# Problem description:
Lines that hold the word "Puerto" should be located and copied.

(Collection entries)
***

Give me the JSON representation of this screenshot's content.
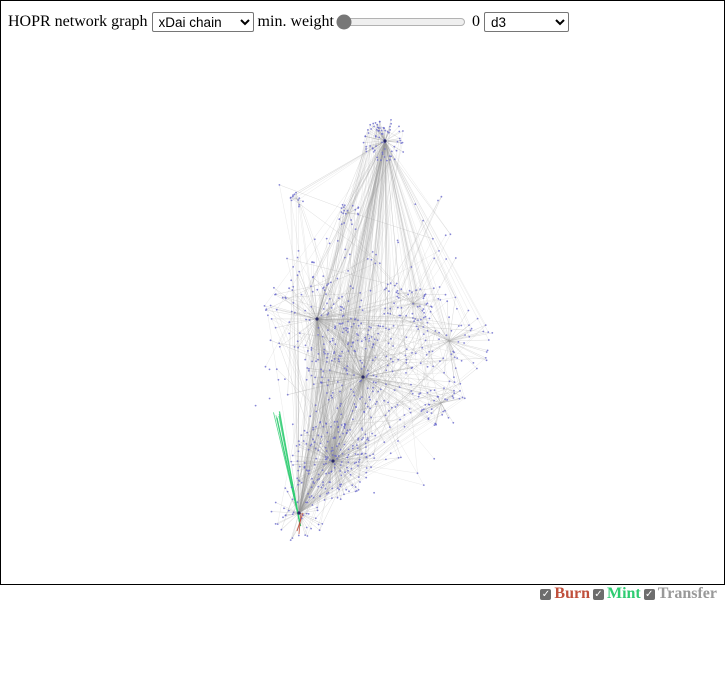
{
  "header": {
    "title": "HOPR network graph",
    "chain_select": {
      "selected": "xDai chain",
      "options": [
        "xDai chain"
      ]
    },
    "weight_label": "min. weight",
    "weight_value": "0",
    "weight_level": 0,
    "layout_select": {
      "selected": "d3",
      "options": [
        "d3"
      ]
    }
  },
  "legend": {
    "items": [
      {
        "label": "Burn",
        "checked": true,
        "color": "#c0503c"
      },
      {
        "label": "Mint",
        "checked": true,
        "color": "#2ecc71"
      },
      {
        "label": "Transfer",
        "checked": true,
        "color": "#999999"
      }
    ]
  },
  "graph": {
    "node_color": "#6a6acd",
    "edge_color": "#9a9a9a"
  }
}
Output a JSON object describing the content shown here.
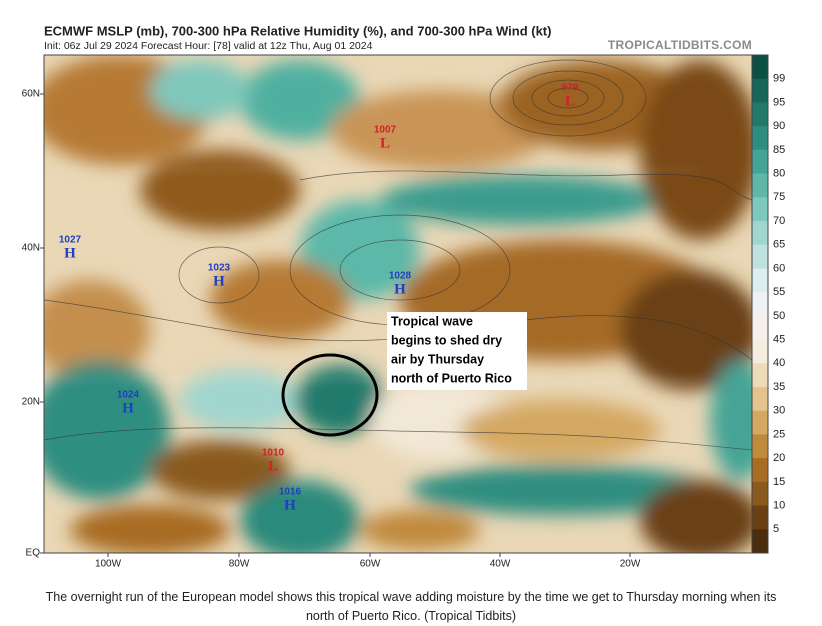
{
  "header": {
    "title": "ECMWF MSLP (mb), 700-300 hPa Relative Humidity (%), and 700-300 hPa Wind (kt)",
    "subtitle": "Init: 06z Jul 29 2024   Forecast Hour: [78]   valid at 12z Thu, Aug 01 2024",
    "source": "TROPICALTIDBITS.COM"
  },
  "map": {
    "lat_labels": [
      "60N",
      "40N",
      "20N",
      "EQ"
    ],
    "lon_labels": [
      "100W",
      "80W",
      "60W",
      "40W",
      "20W"
    ],
    "pressure_centers": [
      {
        "value": "979",
        "letter": "L"
      },
      {
        "value": "1007",
        "letter": "L"
      },
      {
        "value": "1027",
        "letter": "H"
      },
      {
        "value": "1023",
        "letter": "H"
      },
      {
        "value": "1028",
        "letter": "H"
      },
      {
        "value": "1024",
        "letter": "H"
      },
      {
        "value": "1010",
        "letter": "L"
      },
      {
        "value": "1016",
        "letter": "H"
      }
    ],
    "annotation": [
      "Tropical wave",
      "begins to shed dry",
      "air by Thursday",
      "north of Puerto Rico"
    ]
  },
  "colorbar": {
    "ticks": [
      "99",
      "95",
      "90",
      "85",
      "80",
      "75",
      "70",
      "65",
      "60",
      "55",
      "50",
      "45",
      "40",
      "35",
      "30",
      "25",
      "20",
      "15",
      "10",
      "5"
    ]
  },
  "caption": [
    "The overnight run of the European model shows this tropical wave adding moisture by the time we get to Thursday morning when its",
    "north of Puerto Rico. (Tropical Tidbits)"
  ]
}
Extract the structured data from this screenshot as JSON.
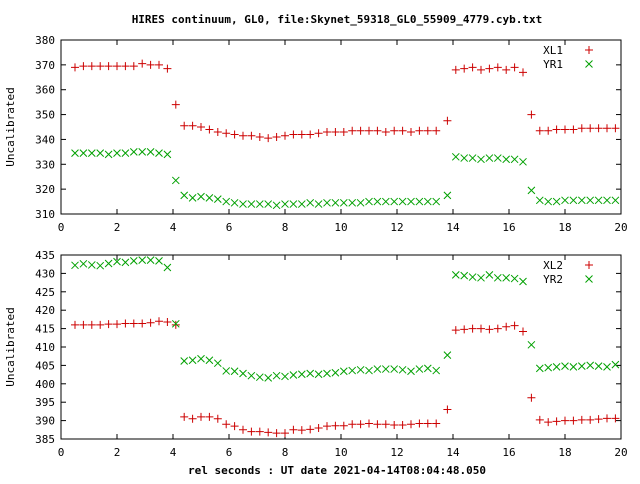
{
  "title": "HIRES continuum, GL0, file:Skynet_59318_GL0_55909_4779.cyb.txt",
  "xlabel": "rel seconds : UT date 2021-04-14T08:04:48.050",
  "chart_data": [
    {
      "type": "scatter",
      "ylabel": "Uncalibrated",
      "xlim": [
        0,
        20
      ],
      "ylim": [
        310,
        380
      ],
      "xticks": [
        "0",
        "2",
        "4",
        "6",
        "8",
        "10",
        "12",
        "14",
        "16",
        "18",
        "20"
      ],
      "yticks": [
        "310",
        "320",
        "330",
        "340",
        "350",
        "360",
        "370",
        "380"
      ],
      "legend_position": "top-right",
      "grid": false,
      "series": [
        {
          "name": "XL1",
          "marker": "+",
          "color": "#cc0000",
          "x": [
            0.5,
            0.8,
            1.1,
            1.4,
            1.7,
            2.0,
            2.3,
            2.6,
            2.9,
            3.2,
            3.5,
            3.8,
            4.1,
            4.4,
            4.7,
            5.0,
            5.3,
            5.6,
            5.9,
            6.2,
            6.5,
            6.8,
            7.1,
            7.4,
            7.7,
            8.0,
            8.3,
            8.6,
            8.9,
            9.2,
            9.5,
            9.8,
            10.1,
            10.4,
            10.7,
            11.0,
            11.3,
            11.6,
            11.9,
            12.2,
            12.5,
            12.8,
            13.1,
            13.4,
            13.8,
            14.1,
            14.4,
            14.7,
            15.0,
            15.3,
            15.6,
            15.9,
            16.2,
            16.5,
            16.8,
            17.1,
            17.4,
            17.7,
            18.0,
            18.3,
            18.6,
            18.9,
            19.2,
            19.5,
            19.8
          ],
          "y": [
            369,
            369.5,
            369.5,
            369.5,
            369.5,
            369.5,
            369.5,
            369.5,
            370.5,
            370,
            370,
            368.5,
            354,
            345.5,
            345.5,
            345,
            344,
            343,
            342.5,
            342,
            341.5,
            341.5,
            341,
            340.5,
            341,
            341.5,
            342,
            342,
            342,
            342.5,
            343,
            343,
            343,
            343.5,
            343.5,
            343.5,
            343.5,
            343,
            343.5,
            343.5,
            343,
            343.5,
            343.5,
            343.5,
            347.5,
            368,
            368.5,
            369,
            368,
            368.5,
            369,
            368,
            369,
            367,
            350,
            343.5,
            343.5,
            344,
            344,
            344,
            344.5,
            344.5,
            344.5,
            344.5,
            344.5
          ]
        },
        {
          "name": "YR1",
          "marker": "x",
          "color": "#00a000",
          "x": [
            0.5,
            0.8,
            1.1,
            1.4,
            1.7,
            2.0,
            2.3,
            2.6,
            2.9,
            3.2,
            3.5,
            3.8,
            4.1,
            4.4,
            4.7,
            5.0,
            5.3,
            5.6,
            5.9,
            6.2,
            6.5,
            6.8,
            7.1,
            7.4,
            7.7,
            8.0,
            8.3,
            8.6,
            8.9,
            9.2,
            9.5,
            9.8,
            10.1,
            10.4,
            10.7,
            11.0,
            11.3,
            11.6,
            11.9,
            12.2,
            12.5,
            12.8,
            13.1,
            13.4,
            13.8,
            14.1,
            14.4,
            14.7,
            15.0,
            15.3,
            15.6,
            15.9,
            16.2,
            16.5,
            16.8,
            17.1,
            17.4,
            17.7,
            18.0,
            18.3,
            18.6,
            18.9,
            19.2,
            19.5,
            19.8
          ],
          "y": [
            334.5,
            334.5,
            334.5,
            334.5,
            334,
            334.5,
            334.5,
            335,
            335,
            335,
            334.5,
            334,
            323.5,
            317.5,
            316.5,
            317,
            316.5,
            316,
            315,
            314.5,
            314,
            314,
            314,
            314,
            313.5,
            314,
            314,
            314,
            314.5,
            314,
            314.5,
            314.5,
            314.5,
            314.5,
            314.5,
            315,
            315,
            315,
            315,
            315,
            315,
            315,
            315,
            315,
            317.5,
            333,
            332.5,
            332.5,
            332,
            332.5,
            332.5,
            332,
            332,
            331,
            319.5,
            315.5,
            315,
            315,
            315.5,
            315.5,
            315.5,
            315.5,
            315.5,
            315.5,
            315.5
          ]
        }
      ]
    },
    {
      "type": "scatter",
      "ylabel": "Uncalibrated",
      "xlim": [
        0,
        20
      ],
      "ylim": [
        385,
        435
      ],
      "xticks": [
        "0",
        "2",
        "4",
        "6",
        "8",
        "10",
        "12",
        "14",
        "16",
        "18",
        "20"
      ],
      "yticks": [
        "385",
        "390",
        "395",
        "400",
        "405",
        "410",
        "415",
        "420",
        "425",
        "430",
        "435"
      ],
      "legend_position": "top-right",
      "grid": false,
      "series": [
        {
          "name": "XL2",
          "marker": "+",
          "color": "#cc0000",
          "x": [
            0.5,
            0.8,
            1.1,
            1.4,
            1.7,
            2.0,
            2.3,
            2.6,
            2.9,
            3.2,
            3.5,
            3.8,
            4.1,
            4.4,
            4.7,
            5.0,
            5.3,
            5.6,
            5.9,
            6.2,
            6.5,
            6.8,
            7.1,
            7.4,
            7.7,
            8.0,
            8.3,
            8.6,
            8.9,
            9.2,
            9.5,
            9.8,
            10.1,
            10.4,
            10.7,
            11.0,
            11.3,
            11.6,
            11.9,
            12.2,
            12.5,
            12.8,
            13.1,
            13.4,
            13.8,
            14.1,
            14.4,
            14.7,
            15.0,
            15.3,
            15.6,
            15.9,
            16.2,
            16.5,
            16.8,
            17.1,
            17.4,
            17.7,
            18.0,
            18.3,
            18.6,
            18.9,
            19.2,
            19.5,
            19.8
          ],
          "y": [
            416,
            416,
            416,
            416,
            416.2,
            416.2,
            416.4,
            416.4,
            416.4,
            416.6,
            417,
            416.8,
            416,
            391,
            390.5,
            391,
            391,
            390.5,
            389,
            388.5,
            387.5,
            387,
            387,
            386.8,
            386.6,
            386.6,
            387.5,
            387.4,
            387.6,
            388,
            388.5,
            388.6,
            388.6,
            389,
            389,
            389.2,
            389,
            389,
            388.8,
            388.8,
            389,
            389.2,
            389.2,
            389.2,
            393,
            414.6,
            414.8,
            415,
            415,
            414.8,
            415,
            415.5,
            415.8,
            414.2,
            396.2,
            390.2,
            389.6,
            389.8,
            390,
            390,
            390.2,
            390.2,
            390.4,
            390.6,
            390.6
          ]
        },
        {
          "name": "YR2",
          "marker": "x",
          "color": "#00a000",
          "x": [
            0.5,
            0.8,
            1.1,
            1.4,
            1.7,
            2.0,
            2.3,
            2.6,
            2.9,
            3.2,
            3.5,
            3.8,
            4.1,
            4.4,
            4.7,
            5.0,
            5.3,
            5.6,
            5.9,
            6.2,
            6.5,
            6.8,
            7.1,
            7.4,
            7.7,
            8.0,
            8.3,
            8.6,
            8.9,
            9.2,
            9.5,
            9.8,
            10.1,
            10.4,
            10.7,
            11.0,
            11.3,
            11.6,
            11.9,
            12.2,
            12.5,
            12.8,
            13.1,
            13.4,
            13.8,
            14.1,
            14.4,
            14.7,
            15.0,
            15.3,
            15.6,
            15.9,
            16.2,
            16.5,
            16.8,
            17.1,
            17.4,
            17.7,
            18.0,
            18.3,
            18.6,
            18.9,
            19.2,
            19.5,
            19.8
          ],
          "y": [
            432.2,
            432.6,
            432.3,
            432.1,
            432.7,
            433.2,
            433,
            433.4,
            433.6,
            433.6,
            433.4,
            431.6,
            416.3,
            406.2,
            406.4,
            406.8,
            406.4,
            405.6,
            403.5,
            403.4,
            402.8,
            402.2,
            401.8,
            401.6,
            402.2,
            402,
            402.4,
            402.6,
            402.8,
            402.6,
            402.8,
            403,
            403.4,
            403.6,
            403.8,
            403.6,
            404,
            404,
            404,
            403.8,
            403.4,
            404,
            404.2,
            403.6,
            407.8,
            429.6,
            429.4,
            429,
            428.8,
            429.6,
            428.8,
            428.8,
            428.6,
            427.8,
            410.6,
            404.2,
            404.4,
            404.6,
            404.8,
            404.6,
            404.8,
            405,
            404.8,
            404.6,
            405.2
          ]
        }
      ]
    }
  ]
}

***

# Answer for the task:
      "north of Puerto Rico"
    "north of Puerto Rico. (Tropical Tidbits)"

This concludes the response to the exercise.